Work instruction A => Rename "rideshare" as "ride-hailing" throughout the stretch of the passage on vaccine outreach from "For the most" through "because I have to.", and give that stretch again.
Work instruction B => List the reasons the passage on vaccine outreach gives for conversations with passengers dropping during the pandemic.
(Selected extract)
Indirectly Paid Vaccine Outreach

For the most part, conversations with my passengers have dropped like a stone during the pandemic for obvious reasons. The windows are down, the masks are on, fewer people are intoxicated and loose with their tongues, and the majority of riders are solo. 

I take warehouse workers to long shifts, grocery shoppers home with their goods, and folks who are having transportation issues who need to rely on rideshare. It's been a hard time, both personally and professionally, and the nearly 3K passengers that I've given service to since the start of the pandemic have mostly kept quiet. 

I'm fine with that. I'm here to make money because I have to.

But as the days get longer and the snow melts and the new case count goes down while vaccines go into arms, there are green shoots. And, also, community outreach.

Here's an odd thing about being a (white? obviously educated? older? try hard?) rideshare driver in lower income areas and to lower income passengers... they want your opinion on things, and seem to regard you as a credible source. More so than traditional or social media, at least. Maybe I'm just one of the few people outside of their community that they get to talk to during the pandemic, or maybe I just present well... but in any event, I get to do Vaccine Outreach on a routine basis.

"Are you going to get it?"

And my answer is always the same: yes. As soon as humanly possible. With bells on. To protect my family and my passengers and to hasten the day where we all don't have to wear masks, because I guarantee you that I wear a mask *many* more hours a week then you do, and that my three-layer mask can cause my glasses to fog, my face to hurt, and is downright annoying when there's variable temperatures or I have to yawn or sneeze.
(End Selected extract)
(Source material)
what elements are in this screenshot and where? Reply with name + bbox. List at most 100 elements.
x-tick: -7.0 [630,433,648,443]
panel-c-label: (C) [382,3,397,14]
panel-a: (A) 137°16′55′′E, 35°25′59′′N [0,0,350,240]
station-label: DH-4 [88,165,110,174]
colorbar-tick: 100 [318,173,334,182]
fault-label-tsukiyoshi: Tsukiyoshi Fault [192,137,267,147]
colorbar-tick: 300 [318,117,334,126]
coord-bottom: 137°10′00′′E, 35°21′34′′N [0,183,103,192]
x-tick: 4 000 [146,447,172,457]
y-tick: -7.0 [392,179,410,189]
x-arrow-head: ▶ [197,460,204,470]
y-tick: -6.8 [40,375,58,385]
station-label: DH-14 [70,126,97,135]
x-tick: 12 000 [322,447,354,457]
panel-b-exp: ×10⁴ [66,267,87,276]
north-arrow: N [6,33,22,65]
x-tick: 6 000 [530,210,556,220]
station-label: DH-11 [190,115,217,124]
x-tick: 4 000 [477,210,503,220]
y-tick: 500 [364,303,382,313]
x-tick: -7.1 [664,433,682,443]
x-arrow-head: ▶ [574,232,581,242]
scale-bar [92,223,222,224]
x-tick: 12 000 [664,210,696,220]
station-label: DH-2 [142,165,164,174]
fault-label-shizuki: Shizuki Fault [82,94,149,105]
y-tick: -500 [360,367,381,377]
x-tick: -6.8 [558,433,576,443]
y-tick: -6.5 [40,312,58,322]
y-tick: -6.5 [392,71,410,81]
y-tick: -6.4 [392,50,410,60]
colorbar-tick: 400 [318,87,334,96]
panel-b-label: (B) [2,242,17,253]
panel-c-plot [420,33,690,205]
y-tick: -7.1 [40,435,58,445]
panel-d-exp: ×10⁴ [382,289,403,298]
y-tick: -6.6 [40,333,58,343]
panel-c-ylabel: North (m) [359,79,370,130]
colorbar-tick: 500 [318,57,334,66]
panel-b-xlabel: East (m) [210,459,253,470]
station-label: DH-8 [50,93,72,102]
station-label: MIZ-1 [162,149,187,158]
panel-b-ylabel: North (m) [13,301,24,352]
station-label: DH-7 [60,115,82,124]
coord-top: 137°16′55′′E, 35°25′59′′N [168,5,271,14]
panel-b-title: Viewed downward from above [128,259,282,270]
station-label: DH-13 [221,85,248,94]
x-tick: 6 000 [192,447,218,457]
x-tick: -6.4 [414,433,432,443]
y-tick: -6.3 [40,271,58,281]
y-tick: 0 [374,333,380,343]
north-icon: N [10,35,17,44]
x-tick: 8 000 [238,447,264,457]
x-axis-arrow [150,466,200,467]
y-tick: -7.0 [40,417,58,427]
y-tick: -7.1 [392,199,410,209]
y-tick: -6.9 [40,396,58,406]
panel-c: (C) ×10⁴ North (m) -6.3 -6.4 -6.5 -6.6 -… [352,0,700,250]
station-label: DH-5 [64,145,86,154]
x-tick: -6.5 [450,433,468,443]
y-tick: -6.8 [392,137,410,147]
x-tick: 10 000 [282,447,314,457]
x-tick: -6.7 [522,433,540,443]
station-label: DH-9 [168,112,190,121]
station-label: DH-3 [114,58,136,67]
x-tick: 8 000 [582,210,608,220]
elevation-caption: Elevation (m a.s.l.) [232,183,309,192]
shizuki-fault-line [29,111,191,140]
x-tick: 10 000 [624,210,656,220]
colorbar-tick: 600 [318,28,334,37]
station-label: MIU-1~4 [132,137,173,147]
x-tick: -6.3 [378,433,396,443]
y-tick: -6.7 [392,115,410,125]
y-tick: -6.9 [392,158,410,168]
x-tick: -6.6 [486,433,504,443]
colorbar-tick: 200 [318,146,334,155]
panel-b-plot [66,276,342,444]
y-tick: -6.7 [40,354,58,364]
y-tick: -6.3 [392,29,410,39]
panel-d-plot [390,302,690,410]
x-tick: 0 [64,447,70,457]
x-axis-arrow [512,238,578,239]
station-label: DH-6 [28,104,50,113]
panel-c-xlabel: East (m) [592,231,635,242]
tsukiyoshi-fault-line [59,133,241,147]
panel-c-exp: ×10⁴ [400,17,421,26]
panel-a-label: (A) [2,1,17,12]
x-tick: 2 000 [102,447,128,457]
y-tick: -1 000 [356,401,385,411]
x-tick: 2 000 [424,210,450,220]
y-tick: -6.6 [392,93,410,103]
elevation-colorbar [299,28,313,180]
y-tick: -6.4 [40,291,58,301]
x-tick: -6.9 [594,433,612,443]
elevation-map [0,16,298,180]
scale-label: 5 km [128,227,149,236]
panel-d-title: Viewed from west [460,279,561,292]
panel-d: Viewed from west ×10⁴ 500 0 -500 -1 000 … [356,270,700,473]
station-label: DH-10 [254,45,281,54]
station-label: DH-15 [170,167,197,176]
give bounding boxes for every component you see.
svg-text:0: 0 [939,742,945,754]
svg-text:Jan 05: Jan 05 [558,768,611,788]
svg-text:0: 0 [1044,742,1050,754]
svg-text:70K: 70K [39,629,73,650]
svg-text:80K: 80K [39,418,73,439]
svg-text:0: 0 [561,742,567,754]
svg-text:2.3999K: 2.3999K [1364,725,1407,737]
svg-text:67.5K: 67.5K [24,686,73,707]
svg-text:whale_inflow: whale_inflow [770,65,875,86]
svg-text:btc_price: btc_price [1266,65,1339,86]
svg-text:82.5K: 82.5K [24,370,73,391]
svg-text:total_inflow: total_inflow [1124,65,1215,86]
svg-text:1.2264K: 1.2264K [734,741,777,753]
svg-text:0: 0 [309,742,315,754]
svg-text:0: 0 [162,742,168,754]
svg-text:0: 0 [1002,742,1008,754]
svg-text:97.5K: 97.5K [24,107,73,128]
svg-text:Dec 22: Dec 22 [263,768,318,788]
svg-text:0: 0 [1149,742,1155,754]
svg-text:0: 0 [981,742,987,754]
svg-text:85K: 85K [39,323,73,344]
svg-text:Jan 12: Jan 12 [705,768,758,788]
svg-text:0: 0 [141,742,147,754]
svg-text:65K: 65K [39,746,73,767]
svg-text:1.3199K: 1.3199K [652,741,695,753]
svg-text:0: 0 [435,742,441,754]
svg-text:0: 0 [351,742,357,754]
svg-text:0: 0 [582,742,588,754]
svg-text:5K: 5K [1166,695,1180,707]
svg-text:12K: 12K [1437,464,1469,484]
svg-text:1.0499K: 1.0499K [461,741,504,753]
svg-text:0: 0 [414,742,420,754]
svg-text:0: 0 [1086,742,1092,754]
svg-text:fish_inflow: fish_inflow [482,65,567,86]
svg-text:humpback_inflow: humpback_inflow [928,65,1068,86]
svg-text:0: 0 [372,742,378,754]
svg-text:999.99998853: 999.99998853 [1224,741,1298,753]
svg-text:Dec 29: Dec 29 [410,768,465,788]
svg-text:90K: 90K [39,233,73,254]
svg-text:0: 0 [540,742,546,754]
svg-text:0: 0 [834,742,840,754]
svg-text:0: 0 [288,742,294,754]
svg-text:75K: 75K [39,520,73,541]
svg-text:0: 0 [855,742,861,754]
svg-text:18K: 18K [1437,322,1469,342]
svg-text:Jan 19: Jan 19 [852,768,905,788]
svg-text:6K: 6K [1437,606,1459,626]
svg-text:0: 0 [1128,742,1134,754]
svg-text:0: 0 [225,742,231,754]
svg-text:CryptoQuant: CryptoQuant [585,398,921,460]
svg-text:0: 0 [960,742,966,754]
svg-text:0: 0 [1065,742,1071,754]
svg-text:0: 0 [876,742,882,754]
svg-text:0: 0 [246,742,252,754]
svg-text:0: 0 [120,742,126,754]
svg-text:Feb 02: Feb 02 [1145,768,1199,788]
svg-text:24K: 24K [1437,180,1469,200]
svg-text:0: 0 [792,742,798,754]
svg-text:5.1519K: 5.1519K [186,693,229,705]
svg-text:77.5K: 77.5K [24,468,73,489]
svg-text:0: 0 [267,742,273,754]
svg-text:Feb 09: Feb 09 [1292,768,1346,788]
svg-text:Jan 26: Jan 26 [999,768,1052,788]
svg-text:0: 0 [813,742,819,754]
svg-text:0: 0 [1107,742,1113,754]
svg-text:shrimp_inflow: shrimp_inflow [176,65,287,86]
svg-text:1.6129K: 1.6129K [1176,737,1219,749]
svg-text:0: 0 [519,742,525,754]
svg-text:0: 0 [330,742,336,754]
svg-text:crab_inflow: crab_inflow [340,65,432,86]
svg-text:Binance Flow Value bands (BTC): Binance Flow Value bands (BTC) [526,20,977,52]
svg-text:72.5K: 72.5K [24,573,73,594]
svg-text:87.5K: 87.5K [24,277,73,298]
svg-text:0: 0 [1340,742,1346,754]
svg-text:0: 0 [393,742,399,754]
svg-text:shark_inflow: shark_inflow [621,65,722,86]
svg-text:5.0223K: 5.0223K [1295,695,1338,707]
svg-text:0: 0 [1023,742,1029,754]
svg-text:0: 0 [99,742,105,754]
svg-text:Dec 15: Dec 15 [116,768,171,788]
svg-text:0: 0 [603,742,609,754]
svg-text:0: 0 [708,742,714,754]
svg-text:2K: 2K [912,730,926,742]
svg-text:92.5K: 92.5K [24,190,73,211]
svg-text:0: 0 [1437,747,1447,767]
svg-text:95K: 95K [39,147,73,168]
(End Source material)
Written solution A =>
For the most part, conversations with my passengers have dropped like a stone during the pandemic for obvious reasons. The windows are down, the masks are on, fewer people are intoxicated and loose with their tongues, and the majority of riders are solo. 

I take warehouse workers to long shifts, grocery shoppers home with their goods, and folks who are having transportation issues who need to rely on ride-hailing. It's been a hard time, both personally and professionally, and the nearly 3K passengers that I've given service to since the start of the pandemic have mostly kept quiet. 

I'm fine with that. I'm here to make money because I have to.

Written solution B =>
- The windows are down.
- The masks are on.
- Fewer people are intoxicated and loose with their tongues.
- The majority of riders are solo.